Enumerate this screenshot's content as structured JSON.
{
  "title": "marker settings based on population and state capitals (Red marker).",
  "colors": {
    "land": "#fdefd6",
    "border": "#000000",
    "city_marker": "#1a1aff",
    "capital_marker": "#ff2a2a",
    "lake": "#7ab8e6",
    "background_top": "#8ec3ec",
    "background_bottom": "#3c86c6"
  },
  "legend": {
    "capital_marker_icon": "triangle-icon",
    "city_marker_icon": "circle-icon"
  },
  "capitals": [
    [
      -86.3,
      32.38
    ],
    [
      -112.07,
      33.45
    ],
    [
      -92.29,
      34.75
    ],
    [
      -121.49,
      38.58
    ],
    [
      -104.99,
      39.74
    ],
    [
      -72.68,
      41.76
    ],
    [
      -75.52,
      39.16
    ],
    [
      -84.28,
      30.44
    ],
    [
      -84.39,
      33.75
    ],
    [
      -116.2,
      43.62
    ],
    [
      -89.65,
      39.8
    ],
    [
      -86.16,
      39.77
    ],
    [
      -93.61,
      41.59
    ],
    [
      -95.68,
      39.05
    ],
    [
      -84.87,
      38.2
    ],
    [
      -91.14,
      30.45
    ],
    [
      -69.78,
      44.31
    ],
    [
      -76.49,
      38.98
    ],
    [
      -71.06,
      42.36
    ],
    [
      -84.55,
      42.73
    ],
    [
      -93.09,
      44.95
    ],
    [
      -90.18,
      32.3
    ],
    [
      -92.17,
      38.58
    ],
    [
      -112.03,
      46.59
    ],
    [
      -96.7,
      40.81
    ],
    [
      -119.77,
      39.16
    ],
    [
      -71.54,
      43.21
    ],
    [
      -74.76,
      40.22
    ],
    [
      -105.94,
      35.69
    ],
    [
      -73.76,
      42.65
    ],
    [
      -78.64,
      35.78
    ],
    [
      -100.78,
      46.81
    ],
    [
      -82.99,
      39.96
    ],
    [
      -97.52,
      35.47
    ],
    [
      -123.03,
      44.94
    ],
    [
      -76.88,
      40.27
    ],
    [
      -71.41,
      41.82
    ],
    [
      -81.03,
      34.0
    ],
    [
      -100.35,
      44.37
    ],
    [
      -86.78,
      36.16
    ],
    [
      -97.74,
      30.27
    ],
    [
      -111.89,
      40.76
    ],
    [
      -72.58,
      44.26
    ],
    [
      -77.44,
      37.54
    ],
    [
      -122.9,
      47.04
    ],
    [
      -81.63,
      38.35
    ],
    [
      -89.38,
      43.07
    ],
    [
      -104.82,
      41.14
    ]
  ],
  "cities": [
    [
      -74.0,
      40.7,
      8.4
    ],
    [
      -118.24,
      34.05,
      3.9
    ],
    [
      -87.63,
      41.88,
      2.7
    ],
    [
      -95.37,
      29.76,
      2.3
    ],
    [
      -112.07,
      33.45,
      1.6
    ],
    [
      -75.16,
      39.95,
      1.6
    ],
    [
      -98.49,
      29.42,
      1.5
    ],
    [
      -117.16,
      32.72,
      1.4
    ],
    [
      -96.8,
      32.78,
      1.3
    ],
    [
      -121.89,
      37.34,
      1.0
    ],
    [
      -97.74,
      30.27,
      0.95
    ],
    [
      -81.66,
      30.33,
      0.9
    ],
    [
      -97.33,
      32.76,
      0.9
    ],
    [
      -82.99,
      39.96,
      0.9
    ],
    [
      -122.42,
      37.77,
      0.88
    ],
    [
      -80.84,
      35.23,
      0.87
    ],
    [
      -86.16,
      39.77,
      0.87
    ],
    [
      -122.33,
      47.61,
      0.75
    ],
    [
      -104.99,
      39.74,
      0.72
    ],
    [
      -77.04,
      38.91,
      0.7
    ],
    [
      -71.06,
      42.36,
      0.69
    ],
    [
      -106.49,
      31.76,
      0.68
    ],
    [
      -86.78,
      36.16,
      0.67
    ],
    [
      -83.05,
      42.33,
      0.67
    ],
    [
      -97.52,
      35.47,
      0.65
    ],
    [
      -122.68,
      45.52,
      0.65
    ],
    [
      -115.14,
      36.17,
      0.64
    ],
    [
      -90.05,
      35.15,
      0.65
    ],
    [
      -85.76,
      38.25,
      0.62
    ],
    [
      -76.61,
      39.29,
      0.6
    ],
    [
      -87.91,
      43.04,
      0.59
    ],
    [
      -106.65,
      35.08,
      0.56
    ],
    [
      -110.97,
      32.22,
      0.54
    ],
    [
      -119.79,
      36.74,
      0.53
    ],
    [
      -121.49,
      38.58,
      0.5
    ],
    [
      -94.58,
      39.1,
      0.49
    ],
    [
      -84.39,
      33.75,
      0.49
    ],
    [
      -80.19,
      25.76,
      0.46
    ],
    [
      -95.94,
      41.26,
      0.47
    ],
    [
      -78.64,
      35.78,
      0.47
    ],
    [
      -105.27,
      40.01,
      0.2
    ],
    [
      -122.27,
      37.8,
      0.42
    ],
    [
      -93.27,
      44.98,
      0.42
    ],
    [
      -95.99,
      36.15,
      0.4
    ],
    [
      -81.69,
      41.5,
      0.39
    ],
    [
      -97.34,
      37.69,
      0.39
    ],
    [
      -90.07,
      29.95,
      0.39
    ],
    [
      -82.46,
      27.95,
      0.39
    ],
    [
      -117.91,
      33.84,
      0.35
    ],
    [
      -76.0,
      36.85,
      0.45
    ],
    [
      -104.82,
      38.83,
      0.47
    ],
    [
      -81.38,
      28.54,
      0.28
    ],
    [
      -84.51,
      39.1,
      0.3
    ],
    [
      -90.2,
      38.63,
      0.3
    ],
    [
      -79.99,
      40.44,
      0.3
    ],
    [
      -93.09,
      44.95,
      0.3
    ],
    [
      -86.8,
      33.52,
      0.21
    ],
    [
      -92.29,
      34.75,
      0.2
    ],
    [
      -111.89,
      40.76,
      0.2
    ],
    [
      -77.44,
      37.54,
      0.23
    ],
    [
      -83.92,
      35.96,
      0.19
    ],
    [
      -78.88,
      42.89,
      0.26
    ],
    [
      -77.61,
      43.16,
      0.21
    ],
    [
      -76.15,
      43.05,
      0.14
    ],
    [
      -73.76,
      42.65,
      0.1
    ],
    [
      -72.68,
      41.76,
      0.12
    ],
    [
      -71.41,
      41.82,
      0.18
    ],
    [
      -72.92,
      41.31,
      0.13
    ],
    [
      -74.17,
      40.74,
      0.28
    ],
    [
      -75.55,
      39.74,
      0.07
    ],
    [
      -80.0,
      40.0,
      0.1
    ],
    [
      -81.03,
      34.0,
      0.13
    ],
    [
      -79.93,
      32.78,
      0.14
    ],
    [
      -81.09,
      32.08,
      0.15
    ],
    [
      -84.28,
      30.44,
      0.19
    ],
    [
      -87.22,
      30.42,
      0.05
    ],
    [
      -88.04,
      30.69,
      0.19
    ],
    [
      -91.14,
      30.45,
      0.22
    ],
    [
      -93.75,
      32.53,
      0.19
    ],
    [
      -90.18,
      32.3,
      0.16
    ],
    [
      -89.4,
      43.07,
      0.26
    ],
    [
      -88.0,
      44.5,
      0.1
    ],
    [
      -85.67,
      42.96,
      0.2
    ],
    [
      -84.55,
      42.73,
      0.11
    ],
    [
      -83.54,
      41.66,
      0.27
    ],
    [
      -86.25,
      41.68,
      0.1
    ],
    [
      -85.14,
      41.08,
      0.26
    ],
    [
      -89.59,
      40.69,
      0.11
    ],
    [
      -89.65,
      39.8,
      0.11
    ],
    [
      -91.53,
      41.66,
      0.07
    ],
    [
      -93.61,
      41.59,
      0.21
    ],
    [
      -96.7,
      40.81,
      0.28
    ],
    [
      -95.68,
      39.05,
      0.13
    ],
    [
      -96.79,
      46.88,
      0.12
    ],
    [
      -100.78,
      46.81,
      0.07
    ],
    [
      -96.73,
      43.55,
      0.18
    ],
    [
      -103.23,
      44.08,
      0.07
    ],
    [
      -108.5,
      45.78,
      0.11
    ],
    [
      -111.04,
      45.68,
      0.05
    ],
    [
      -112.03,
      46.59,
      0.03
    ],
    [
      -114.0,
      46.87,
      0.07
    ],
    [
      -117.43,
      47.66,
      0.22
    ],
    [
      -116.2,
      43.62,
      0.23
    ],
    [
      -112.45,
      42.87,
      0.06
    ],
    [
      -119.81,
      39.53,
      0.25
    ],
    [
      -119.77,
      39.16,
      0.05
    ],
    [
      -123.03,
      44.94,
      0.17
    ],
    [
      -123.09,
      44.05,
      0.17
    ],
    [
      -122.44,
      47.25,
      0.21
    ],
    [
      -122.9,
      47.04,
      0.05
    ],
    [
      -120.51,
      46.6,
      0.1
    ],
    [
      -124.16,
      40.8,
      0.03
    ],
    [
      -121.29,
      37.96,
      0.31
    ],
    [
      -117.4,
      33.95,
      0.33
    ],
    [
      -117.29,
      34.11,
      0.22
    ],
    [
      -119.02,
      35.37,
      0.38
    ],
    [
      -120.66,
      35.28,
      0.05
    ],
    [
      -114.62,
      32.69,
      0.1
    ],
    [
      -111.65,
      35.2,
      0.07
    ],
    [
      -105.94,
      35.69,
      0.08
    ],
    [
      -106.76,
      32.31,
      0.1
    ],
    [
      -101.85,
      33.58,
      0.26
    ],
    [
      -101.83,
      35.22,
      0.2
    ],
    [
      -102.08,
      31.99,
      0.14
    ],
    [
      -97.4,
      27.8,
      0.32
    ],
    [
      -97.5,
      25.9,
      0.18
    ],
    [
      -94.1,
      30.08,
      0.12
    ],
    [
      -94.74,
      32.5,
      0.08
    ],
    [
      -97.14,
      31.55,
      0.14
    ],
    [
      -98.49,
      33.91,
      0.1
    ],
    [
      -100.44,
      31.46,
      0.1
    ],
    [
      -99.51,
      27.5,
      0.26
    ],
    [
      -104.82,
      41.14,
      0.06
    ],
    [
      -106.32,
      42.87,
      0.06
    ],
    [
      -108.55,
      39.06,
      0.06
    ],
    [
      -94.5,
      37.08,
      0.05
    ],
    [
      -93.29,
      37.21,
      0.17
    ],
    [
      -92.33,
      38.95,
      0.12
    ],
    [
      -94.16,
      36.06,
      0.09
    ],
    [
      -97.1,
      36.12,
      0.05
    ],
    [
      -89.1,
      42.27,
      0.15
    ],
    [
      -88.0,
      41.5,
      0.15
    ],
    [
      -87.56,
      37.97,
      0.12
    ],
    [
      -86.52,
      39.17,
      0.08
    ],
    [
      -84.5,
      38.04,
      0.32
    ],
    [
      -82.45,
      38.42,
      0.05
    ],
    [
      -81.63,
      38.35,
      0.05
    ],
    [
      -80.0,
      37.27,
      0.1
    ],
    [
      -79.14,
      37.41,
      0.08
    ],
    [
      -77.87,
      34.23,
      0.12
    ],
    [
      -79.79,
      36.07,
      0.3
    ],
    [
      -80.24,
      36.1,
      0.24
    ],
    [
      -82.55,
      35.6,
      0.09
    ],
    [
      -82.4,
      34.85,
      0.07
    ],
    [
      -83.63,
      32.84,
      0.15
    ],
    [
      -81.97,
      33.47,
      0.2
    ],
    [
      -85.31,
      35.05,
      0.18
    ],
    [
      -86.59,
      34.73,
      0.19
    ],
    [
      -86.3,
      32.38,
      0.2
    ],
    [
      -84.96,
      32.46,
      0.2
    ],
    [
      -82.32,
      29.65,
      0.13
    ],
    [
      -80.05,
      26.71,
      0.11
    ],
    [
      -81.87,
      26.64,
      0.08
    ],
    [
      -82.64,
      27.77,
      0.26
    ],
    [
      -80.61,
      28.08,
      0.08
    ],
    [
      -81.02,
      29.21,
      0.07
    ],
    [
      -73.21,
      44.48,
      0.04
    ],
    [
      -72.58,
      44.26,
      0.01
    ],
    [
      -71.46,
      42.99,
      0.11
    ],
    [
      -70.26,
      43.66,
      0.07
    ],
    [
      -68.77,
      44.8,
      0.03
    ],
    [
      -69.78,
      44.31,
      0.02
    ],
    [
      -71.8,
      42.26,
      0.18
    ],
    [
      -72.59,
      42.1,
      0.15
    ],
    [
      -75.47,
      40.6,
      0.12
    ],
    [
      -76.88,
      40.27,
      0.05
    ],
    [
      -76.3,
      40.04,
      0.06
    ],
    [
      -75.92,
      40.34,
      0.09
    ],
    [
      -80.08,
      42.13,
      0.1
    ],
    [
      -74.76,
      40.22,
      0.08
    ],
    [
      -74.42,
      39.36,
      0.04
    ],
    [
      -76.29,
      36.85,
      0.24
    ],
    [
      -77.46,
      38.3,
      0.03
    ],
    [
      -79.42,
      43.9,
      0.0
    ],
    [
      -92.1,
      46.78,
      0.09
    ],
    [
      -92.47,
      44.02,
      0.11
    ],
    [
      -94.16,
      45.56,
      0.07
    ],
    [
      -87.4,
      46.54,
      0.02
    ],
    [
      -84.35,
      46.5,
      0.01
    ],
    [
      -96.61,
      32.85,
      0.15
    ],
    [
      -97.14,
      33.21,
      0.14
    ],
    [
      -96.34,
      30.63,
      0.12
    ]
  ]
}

──────

**Aim:** Which lines contain "capitals"? Show each of them.

**Complete response:**
  "title": "marker settings based on population and state capitals (Red marker).",
  "capitals": [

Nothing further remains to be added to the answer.